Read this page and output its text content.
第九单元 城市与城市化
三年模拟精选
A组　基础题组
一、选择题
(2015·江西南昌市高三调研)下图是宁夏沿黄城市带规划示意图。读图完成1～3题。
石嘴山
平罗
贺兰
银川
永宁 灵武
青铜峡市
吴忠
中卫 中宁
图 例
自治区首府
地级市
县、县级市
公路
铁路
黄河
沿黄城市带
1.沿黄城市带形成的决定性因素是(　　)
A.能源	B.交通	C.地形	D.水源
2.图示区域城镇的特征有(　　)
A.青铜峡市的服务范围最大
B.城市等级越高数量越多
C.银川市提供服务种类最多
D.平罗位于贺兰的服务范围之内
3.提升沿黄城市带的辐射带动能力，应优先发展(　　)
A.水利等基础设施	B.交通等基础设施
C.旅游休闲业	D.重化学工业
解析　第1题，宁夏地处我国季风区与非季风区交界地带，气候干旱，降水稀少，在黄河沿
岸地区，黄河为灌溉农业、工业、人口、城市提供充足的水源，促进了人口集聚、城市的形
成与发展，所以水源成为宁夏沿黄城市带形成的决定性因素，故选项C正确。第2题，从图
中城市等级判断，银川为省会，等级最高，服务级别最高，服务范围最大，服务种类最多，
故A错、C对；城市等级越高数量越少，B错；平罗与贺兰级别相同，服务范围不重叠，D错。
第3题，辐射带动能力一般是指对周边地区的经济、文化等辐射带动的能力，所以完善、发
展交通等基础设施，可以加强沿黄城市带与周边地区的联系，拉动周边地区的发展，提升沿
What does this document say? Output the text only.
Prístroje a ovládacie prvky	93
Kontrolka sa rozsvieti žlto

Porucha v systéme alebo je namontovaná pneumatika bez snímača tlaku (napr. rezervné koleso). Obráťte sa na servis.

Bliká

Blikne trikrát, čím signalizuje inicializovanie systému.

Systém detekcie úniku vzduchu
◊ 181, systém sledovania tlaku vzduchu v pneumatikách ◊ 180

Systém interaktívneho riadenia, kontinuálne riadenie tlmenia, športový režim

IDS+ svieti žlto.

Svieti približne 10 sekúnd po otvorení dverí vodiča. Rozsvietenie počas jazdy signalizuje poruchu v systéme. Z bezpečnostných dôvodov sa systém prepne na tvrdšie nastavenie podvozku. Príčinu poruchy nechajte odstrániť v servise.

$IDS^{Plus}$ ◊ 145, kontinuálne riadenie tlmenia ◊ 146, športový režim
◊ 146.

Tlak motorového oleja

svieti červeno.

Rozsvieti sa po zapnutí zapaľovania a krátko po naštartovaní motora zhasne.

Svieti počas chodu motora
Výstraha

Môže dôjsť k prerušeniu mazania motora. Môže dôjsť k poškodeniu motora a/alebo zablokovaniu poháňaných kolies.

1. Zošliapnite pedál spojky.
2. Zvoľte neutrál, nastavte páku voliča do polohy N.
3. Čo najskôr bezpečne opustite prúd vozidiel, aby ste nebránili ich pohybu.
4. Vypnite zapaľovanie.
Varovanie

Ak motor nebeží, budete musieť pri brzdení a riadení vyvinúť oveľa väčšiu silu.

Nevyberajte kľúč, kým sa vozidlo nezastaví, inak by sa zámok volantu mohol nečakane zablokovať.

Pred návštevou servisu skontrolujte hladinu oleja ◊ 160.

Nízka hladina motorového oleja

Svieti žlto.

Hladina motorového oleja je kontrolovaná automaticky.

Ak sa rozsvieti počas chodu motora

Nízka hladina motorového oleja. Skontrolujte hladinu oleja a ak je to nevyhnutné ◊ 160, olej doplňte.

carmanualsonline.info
=====
● **What to do**
Supply the count of lines in the entries that contain the word "hladinu", and nothing besides.

● **Exercise response**
2